- _EXERCISE INSTRUCTIONS_:
Pull each line holding "España" out of the entries below.

>> Start LISTING

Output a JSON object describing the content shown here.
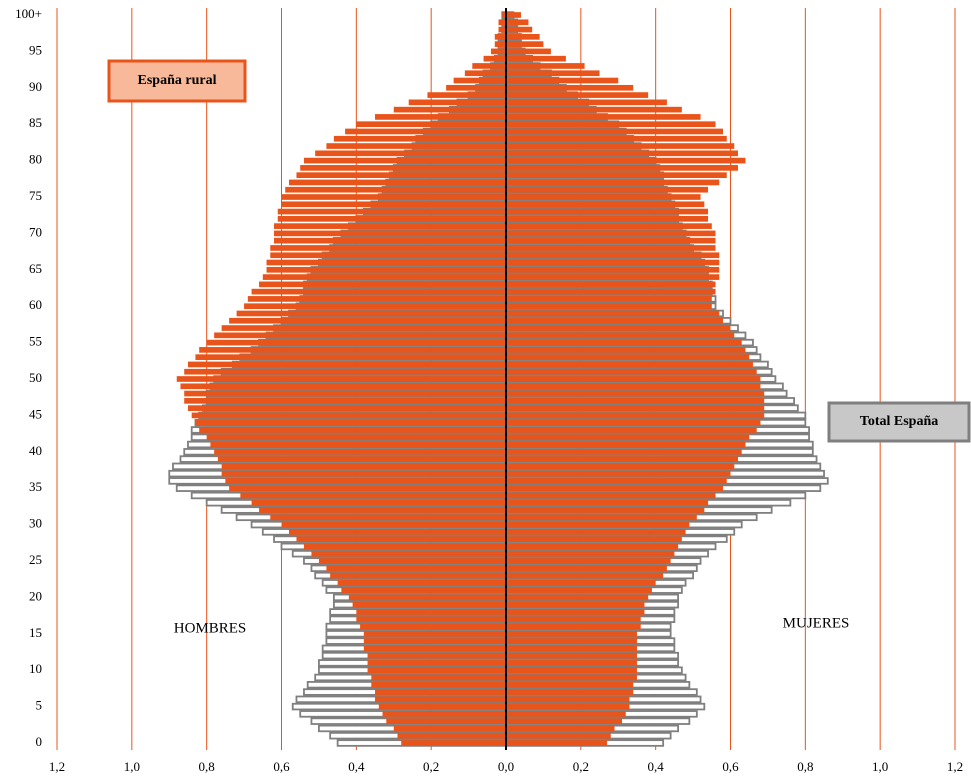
{
  "chart_data": {
    "type": "pyramid",
    "left_label": "HOMBRES",
    "right_label": "MUJERES",
    "categories": [
      "0",
      null,
      null,
      null,
      null,
      "5",
      null,
      null,
      null,
      null,
      "10",
      null,
      null,
      null,
      null,
      "15",
      null,
      null,
      null,
      null,
      "20",
      null,
      null,
      null,
      null,
      "25",
      null,
      null,
      null,
      null,
      "30",
      null,
      null,
      null,
      null,
      "35",
      null,
      null,
      null,
      null,
      "40",
      null,
      null,
      null,
      null,
      "45",
      null,
      null,
      null,
      null,
      "50",
      null,
      null,
      null,
      null,
      "55",
      null,
      null,
      null,
      null,
      "60",
      null,
      null,
      null,
      null,
      "65",
      null,
      null,
      null,
      null,
      "70",
      null,
      null,
      null,
      null,
      "75",
      null,
      null,
      null,
      null,
      "80",
      null,
      null,
      null,
      null,
      "85",
      null,
      null,
      null,
      null,
      "90",
      null,
      null,
      null,
      null,
      "95",
      null,
      null,
      null,
      null,
      "100+"
    ],
    "xlim": [
      -1.2,
      1.2
    ],
    "xticks": [
      {
        "value": -1.2,
        "label": "1,2"
      },
      {
        "value": -1.0,
        "label": "1,0"
      },
      {
        "value": -0.8,
        "label": "0,8"
      },
      {
        "value": -0.6,
        "label": "0,6"
      },
      {
        "value": -0.4,
        "label": "0,4"
      },
      {
        "value": -0.2,
        "label": "0,2"
      },
      {
        "value": 0,
        "label": "0,0"
      },
      {
        "value": 0.2,
        "label": "0,2"
      },
      {
        "value": 0.4,
        "label": "0,4"
      },
      {
        "value": 0.6,
        "label": "0,6"
      },
      {
        "value": 0.8,
        "label": "0,8"
      },
      {
        "value": 1.0,
        "label": "1,0"
      },
      {
        "value": 1.2,
        "label": "1,2"
      }
    ],
    "grid": true,
    "grid_color": "#e8541a",
    "series": [
      {
        "name": "Total España",
        "color": "#ffffff",
        "edge": "#7f7f7f",
        "legend_fill": "#c8c8c8",
        "men": [
          -0.45,
          -0.47,
          -0.5,
          -0.52,
          -0.55,
          -0.57,
          -0.56,
          -0.54,
          -0.53,
          -0.51,
          -0.5,
          -0.5,
          -0.49,
          -0.49,
          -0.48,
          -0.48,
          -0.48,
          -0.47,
          -0.47,
          -0.46,
          -0.46,
          -0.48,
          -0.49,
          -0.51,
          -0.52,
          -0.54,
          -0.57,
          -0.6,
          -0.62,
          -0.65,
          -0.68,
          -0.72,
          -0.76,
          -0.8,
          -0.84,
          -0.88,
          -0.9,
          -0.9,
          -0.89,
          -0.87,
          -0.86,
          -0.85,
          -0.84,
          -0.84,
          -0.83,
          -0.82,
          -0.81,
          -0.8,
          -0.8,
          -0.79,
          -0.78,
          -0.76,
          -0.73,
          -0.71,
          -0.68,
          -0.66,
          -0.64,
          -0.62,
          -0.6,
          -0.58,
          -0.56,
          -0.55,
          -0.54,
          -0.54,
          -0.53,
          -0.52,
          -0.5,
          -0.49,
          -0.47,
          -0.46,
          -0.44,
          -0.42,
          -0.4,
          -0.38,
          -0.36,
          -0.34,
          -0.33,
          -0.32,
          -0.31,
          -0.3,
          -0.29,
          -0.27,
          -0.25,
          -0.24,
          -0.22,
          -0.2,
          -0.18,
          -0.15,
          -0.13,
          -0.1,
          -0.08,
          -0.07,
          -0.06,
          -0.04,
          -0.03,
          -0.02,
          -0.02,
          -0.02,
          -0.01,
          -0.01,
          -0.01
        ],
        "women": [
          0.42,
          0.44,
          0.46,
          0.49,
          0.51,
          0.53,
          0.52,
          0.51,
          0.49,
          0.48,
          0.47,
          0.46,
          0.46,
          0.45,
          0.45,
          0.44,
          0.44,
          0.45,
          0.45,
          0.46,
          0.46,
          0.47,
          0.48,
          0.5,
          0.51,
          0.52,
          0.54,
          0.56,
          0.59,
          0.61,
          0.63,
          0.67,
          0.71,
          0.76,
          0.8,
          0.84,
          0.86,
          0.85,
          0.84,
          0.83,
          0.82,
          0.82,
          0.81,
          0.81,
          0.8,
          0.8,
          0.78,
          0.77,
          0.75,
          0.74,
          0.72,
          0.71,
          0.7,
          0.68,
          0.67,
          0.66,
          0.64,
          0.62,
          0.6,
          0.58,
          0.56,
          0.56,
          0.55,
          0.55,
          0.54,
          0.54,
          0.53,
          0.52,
          0.5,
          0.49,
          0.48,
          0.47,
          0.46,
          0.46,
          0.45,
          0.44,
          0.43,
          0.42,
          0.42,
          0.41,
          0.4,
          0.38,
          0.36,
          0.34,
          0.32,
          0.3,
          0.27,
          0.24,
          0.22,
          0.19,
          0.16,
          0.14,
          0.12,
          0.09,
          0.07,
          0.05,
          0.04,
          0.04,
          0.03,
          0.03,
          0.02
        ]
      },
      {
        "name": "España rural",
        "color": "#e8541a",
        "edge": "#e8541a",
        "legend_fill": "#f7b999",
        "men": [
          -0.28,
          -0.29,
          -0.3,
          -0.32,
          -0.33,
          -0.34,
          -0.35,
          -0.35,
          -0.36,
          -0.36,
          -0.37,
          -0.37,
          -0.37,
          -0.38,
          -0.38,
          -0.38,
          -0.39,
          -0.4,
          -0.4,
          -0.41,
          -0.42,
          -0.44,
          -0.45,
          -0.47,
          -0.48,
          -0.5,
          -0.52,
          -0.54,
          -0.56,
          -0.58,
          -0.6,
          -0.63,
          -0.66,
          -0.68,
          -0.71,
          -0.74,
          -0.75,
          -0.76,
          -0.76,
          -0.77,
          -0.78,
          -0.79,
          -0.8,
          -0.82,
          -0.83,
          -0.84,
          -0.85,
          -0.86,
          -0.86,
          -0.87,
          -0.88,
          -0.86,
          -0.85,
          -0.83,
          -0.82,
          -0.8,
          -0.78,
          -0.76,
          -0.74,
          -0.72,
          -0.7,
          -0.69,
          -0.68,
          -0.66,
          -0.65,
          -0.64,
          -0.64,
          -0.63,
          -0.63,
          -0.62,
          -0.62,
          -0.62,
          -0.61,
          -0.61,
          -0.6,
          -0.6,
          -0.59,
          -0.58,
          -0.56,
          -0.55,
          -0.54,
          -0.51,
          -0.48,
          -0.46,
          -0.43,
          -0.4,
          -0.35,
          -0.3,
          -0.26,
          -0.21,
          -0.16,
          -0.14,
          -0.11,
          -0.09,
          -0.06,
          -0.04,
          -0.03,
          -0.03,
          -0.02,
          -0.02,
          -0.01
        ],
        "women": [
          0.27,
          0.28,
          0.29,
          0.31,
          0.32,
          0.33,
          0.33,
          0.34,
          0.34,
          0.35,
          0.35,
          0.35,
          0.35,
          0.35,
          0.35,
          0.35,
          0.36,
          0.36,
          0.37,
          0.37,
          0.38,
          0.39,
          0.4,
          0.42,
          0.43,
          0.44,
          0.45,
          0.46,
          0.47,
          0.48,
          0.49,
          0.51,
          0.53,
          0.54,
          0.56,
          0.58,
          0.59,
          0.6,
          0.61,
          0.62,
          0.63,
          0.64,
          0.65,
          0.67,
          0.68,
          0.69,
          0.69,
          0.69,
          0.69,
          0.68,
          0.68,
          0.67,
          0.66,
          0.65,
          0.64,
          0.63,
          0.61,
          0.6,
          0.58,
          0.57,
          0.55,
          0.55,
          0.56,
          0.56,
          0.57,
          0.57,
          0.57,
          0.57,
          0.56,
          0.56,
          0.56,
          0.55,
          0.54,
          0.54,
          0.53,
          0.52,
          0.54,
          0.57,
          0.59,
          0.62,
          0.64,
          0.62,
          0.61,
          0.59,
          0.58,
          0.56,
          0.52,
          0.47,
          0.43,
          0.38,
          0.34,
          0.3,
          0.25,
          0.21,
          0.16,
          0.12,
          0.1,
          0.09,
          0.07,
          0.06,
          0.04
        ]
      }
    ]
  }
}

>> End LISTING

- _RESULT OF THE EXERCISE_:
        "name": "Total España",
        "name": "España rural",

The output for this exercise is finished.